* Requirement
From the listing that follows, extract every line and set it down unaltered.

* Task inputs
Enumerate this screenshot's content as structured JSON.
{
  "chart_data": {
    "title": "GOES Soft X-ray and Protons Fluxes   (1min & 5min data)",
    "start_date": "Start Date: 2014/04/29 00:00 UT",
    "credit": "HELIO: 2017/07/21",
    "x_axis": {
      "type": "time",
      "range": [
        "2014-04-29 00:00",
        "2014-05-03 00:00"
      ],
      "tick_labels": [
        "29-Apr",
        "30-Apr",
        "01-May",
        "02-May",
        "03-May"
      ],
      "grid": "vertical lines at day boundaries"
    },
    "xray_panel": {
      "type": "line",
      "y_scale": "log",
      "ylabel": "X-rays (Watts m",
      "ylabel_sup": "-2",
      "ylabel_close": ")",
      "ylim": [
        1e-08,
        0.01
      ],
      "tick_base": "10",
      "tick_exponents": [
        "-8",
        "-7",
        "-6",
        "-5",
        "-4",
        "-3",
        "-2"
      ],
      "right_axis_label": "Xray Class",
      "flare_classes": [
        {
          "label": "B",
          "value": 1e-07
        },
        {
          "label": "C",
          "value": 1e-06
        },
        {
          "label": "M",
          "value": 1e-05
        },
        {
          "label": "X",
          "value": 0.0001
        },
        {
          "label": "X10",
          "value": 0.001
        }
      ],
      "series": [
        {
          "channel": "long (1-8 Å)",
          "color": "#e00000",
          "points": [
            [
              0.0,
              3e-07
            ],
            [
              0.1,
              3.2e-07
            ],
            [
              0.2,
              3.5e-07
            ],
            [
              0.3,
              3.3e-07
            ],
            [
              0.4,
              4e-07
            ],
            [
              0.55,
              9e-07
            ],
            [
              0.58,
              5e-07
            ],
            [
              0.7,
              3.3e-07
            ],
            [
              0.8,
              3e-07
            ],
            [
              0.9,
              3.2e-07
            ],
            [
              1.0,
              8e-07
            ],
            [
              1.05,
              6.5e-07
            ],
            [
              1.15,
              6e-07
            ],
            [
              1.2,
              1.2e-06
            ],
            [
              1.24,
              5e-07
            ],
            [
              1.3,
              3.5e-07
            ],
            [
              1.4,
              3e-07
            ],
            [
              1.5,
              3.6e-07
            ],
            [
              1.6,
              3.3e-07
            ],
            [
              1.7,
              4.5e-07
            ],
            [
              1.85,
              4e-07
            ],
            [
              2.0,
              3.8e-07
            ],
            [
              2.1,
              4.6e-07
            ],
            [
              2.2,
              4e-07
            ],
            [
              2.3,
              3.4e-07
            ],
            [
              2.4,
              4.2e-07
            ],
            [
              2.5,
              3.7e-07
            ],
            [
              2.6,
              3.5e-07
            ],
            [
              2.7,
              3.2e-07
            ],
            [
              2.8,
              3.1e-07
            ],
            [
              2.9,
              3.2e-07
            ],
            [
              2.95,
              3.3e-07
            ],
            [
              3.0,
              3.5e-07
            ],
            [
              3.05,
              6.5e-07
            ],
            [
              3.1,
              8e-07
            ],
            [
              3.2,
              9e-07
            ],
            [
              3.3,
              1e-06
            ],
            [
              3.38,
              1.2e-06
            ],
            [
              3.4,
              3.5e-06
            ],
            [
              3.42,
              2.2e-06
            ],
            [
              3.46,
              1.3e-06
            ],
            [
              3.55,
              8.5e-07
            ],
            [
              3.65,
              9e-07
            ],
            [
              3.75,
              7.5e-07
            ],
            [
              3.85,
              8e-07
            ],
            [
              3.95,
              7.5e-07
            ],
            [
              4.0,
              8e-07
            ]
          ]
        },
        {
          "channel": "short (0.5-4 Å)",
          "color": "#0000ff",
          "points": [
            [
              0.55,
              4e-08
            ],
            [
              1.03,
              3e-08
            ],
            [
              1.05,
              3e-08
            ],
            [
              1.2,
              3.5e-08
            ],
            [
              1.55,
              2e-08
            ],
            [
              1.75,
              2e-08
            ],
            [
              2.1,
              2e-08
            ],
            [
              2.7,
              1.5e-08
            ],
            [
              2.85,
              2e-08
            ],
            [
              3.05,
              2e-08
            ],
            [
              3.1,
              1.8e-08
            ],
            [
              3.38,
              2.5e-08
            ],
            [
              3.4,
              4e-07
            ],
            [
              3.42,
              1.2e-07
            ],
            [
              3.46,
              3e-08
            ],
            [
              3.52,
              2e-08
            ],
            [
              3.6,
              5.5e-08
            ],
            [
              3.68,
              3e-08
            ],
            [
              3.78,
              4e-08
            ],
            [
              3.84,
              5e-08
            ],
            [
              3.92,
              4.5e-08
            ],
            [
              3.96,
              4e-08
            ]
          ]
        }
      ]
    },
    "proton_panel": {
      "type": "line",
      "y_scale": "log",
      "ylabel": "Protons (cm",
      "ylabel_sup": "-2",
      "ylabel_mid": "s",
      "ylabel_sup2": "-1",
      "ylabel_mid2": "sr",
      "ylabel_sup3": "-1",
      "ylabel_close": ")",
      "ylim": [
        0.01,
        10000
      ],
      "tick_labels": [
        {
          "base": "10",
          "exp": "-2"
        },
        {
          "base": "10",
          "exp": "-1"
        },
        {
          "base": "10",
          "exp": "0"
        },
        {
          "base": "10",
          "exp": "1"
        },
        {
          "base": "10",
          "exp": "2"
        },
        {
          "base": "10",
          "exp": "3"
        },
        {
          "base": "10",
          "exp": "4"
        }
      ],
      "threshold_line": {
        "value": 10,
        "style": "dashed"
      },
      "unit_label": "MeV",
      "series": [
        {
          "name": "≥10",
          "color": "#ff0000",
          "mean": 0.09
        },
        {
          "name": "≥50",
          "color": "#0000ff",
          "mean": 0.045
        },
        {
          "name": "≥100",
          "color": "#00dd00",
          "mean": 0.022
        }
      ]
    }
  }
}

* Exercise response
Enumerate this screenshot's content as structured JSON.
{
  "chart_data": {
    "title": "GOES Soft X-ray and Protons Fluxes   (1min & 5min data)",
    "start_date": "Start Date: 2014/04/29 00:00 UT",
    "credit": "HELIO: 2017/07/21",
    "x_axis": {
      "type": "time",
      "range": [
        "2014-04-29 00:00",
        "2014-05-03 00:00"
      ],
      "tick_labels": [
        "29-Apr",
        "30-Apr",
        "01-May",
        "02-May",
        "03-May"
      ],
      "grid": "vertical lines at day boundaries"
    },
    "xray_panel": {
      "type": "line",
      "y_scale": "log",
      "ylabel": "X-rays (Watts m",
      "ylabel_sup": "-2",
      "ylabel_close": ")",
      "ylim": [
        1e-08,
        0.01
      ],
      "tick_base": "10",
      "tick_exponents": [
        "-8",
        "-7",
        "-6",
        "-5",
        "-4",
        "-3",
        "-2"
      ],
      "right_axis_label": "Xray Class",
      "flare_classes": [
        {
          "label": "B",
          "value": 1e-07
        },
        {
          "label": "C",
          "value": 1e-06
        },
        {
          "label": "M",
          "value": 1e-05
        },
        {
          "label": "X",
          "value": 0.0001
        },
        {
          "label": "X10",
          "value": 0.001
        }
      ],
      "series": [
        {
          "channel": "long (1-8 Å)",
          "color": "#e00000",
          "points": [
            [
              0.0,
              3e-07
            ],
            [
              0.1,
              3.2e-07
            ],
            [
              0.2,
              3.5e-07
            ],
            [
              0.3,
              3.3e-07
            ],
            [
              0.4,
              4e-07
            ],
            [
              0.55,
              9e-07
            ],
            [
              0.58,
              5e-07
            ],
            [
              0.7,
              3.3e-07
            ],
            [
              0.8,
              3e-07
            ],
            [
              0.9,
              3.2e-07
            ],
            [
              1.0,
              8e-07
            ],
            [
              1.05,
              6.5e-07
            ],
            [
              1.15,
              6e-07
            ],
            [
              1.2,
              1.2e-06
            ],
            [
              1.24,
              5e-07
            ],
            [
              1.3,
              3.5e-07
            ],
            [
              1.4,
              3e-07
            ],
            [
              1.5,
              3.6e-07
            ],
            [
              1.6,
              3.3e-07
            ],
            [
              1.7,
              4.5e-07
            ],
            [
              1.85,
              4e-07
            ],
            [
              2.0,
              3.8e-07
            ],
            [
              2.1,
              4.6e-07
            ],
            [
              2.2,
              4e-07
            ],
            [
              2.3,
              3.4e-07
            ],
            [
              2.4,
              4.2e-07
            ],
            [
              2.5,
              3.7e-07
            ],
            [
              2.6,
              3.5e-07
            ],
            [
              2.7,
              3.2e-07
            ],
            [
              2.8,
              3.1e-07
            ],
            [
              2.9,
              3.2e-07
            ],
            [
              2.95,
              3.3e-07
            ],
            [
              3.0,
              3.5e-07
            ],
            [
              3.05,
              6.5e-07
            ],
            [
              3.1,
              8e-07
            ],
            [
              3.2,
              9e-07
            ],
            [
              3.3,
              1e-06
            ],
            [
              3.38,
              1.2e-06
            ],
            [
              3.4,
              3.5e-06
            ],
            [
              3.42,
              2.2e-06
            ],
            [
              3.46,
              1.3e-06
            ],
            [
              3.55,
              8.5e-07
            ],
            [
              3.65,
              9e-07
            ],
            [
              3.75,
              7.5e-07
            ],
            [
              3.85,
              8e-07
            ],
            [
              3.95,
              7.5e-07
            ],
            [
              4.0,
              8e-07
            ]
          ]
        },
        {
          "channel": "short (0.5-4 Å)",
          "color": "#0000ff",
          "points": [
            [
              0.55,
              4e-08
            ],
            [
              1.03,
              3e-08
            ],
            [
              1.05,
              3e-08
            ],
            [
              1.2,
              3.5e-08
            ],
            [
              1.55,
              2e-08
            ],
            [
              1.75,
              2e-08
            ],
            [
              2.1,
              2e-08
            ],
            [
              2.7,
              1.5e-08
            ],
            [
              2.85,
              2e-08
            ],
            [
              3.05,
              2e-08
            ],
            [
              3.1,
              1.8e-08
            ],
            [
              3.38,
              2.5e-08
            ],
            [
              3.4,
              4e-07
            ],
            [
              3.42,
              1.2e-07
            ],
            [
              3.46,
              3e-08
            ],
            [
              3.52,
              2e-08
            ],
            [
              3.6,
              5.5e-08
            ],
            [
              3.68,
              3e-08
            ],
            [
              3.78,
              4e-08
            ],
            [
              3.84,
              5e-08
            ],
            [
              3.92,
              4.5e-08
            ],
            [
              3.96,
              4e-08
            ]
          ]
        }
      ]
    },
    "proton_panel": {
      "type": "line",
      "y_scale": "log",
      "ylabel": "Protons (cm",
      "ylabel_sup": "-2",
      "ylabel_mid": "s",
      "ylabel_sup2": "-1",
      "ylabel_mid2": "sr",
      "ylabel_sup3": "-1",
      "ylabel_close": ")",
      "ylim": [
        0.01,
        10000
      ],
      "tick_labels": [
        {
          "base": "10",
          "exp": "-2"
        },
        {
          "base": "10",
          "exp": "-1"
        },
        {
          "base": "10",
          "exp": "0"
        },
        {
          "base": "10",
          "exp": "1"
        },
        {
          "base": "10",
          "exp": "2"
        },
        {
          "base": "10",
          "exp": "3"
        },
        {
          "base": "10",
          "exp": "4"
        }
      ],
      "threshold_line": {
        "value": 10,
        "style": "dashed"
      },
      "unit_label": "MeV",
      "series": [
        {
          "name": "≥10",
          "color": "#ff0000",
          "mean": 0.09
        },
        {
          "name": "≥50",
          "color": "#0000ff",
          "mean": 0.045
        },
        {
          "name": "≥100",
          "color": "#00dd00",
          "mean": 0.022
        }
      ]
    }
  }
}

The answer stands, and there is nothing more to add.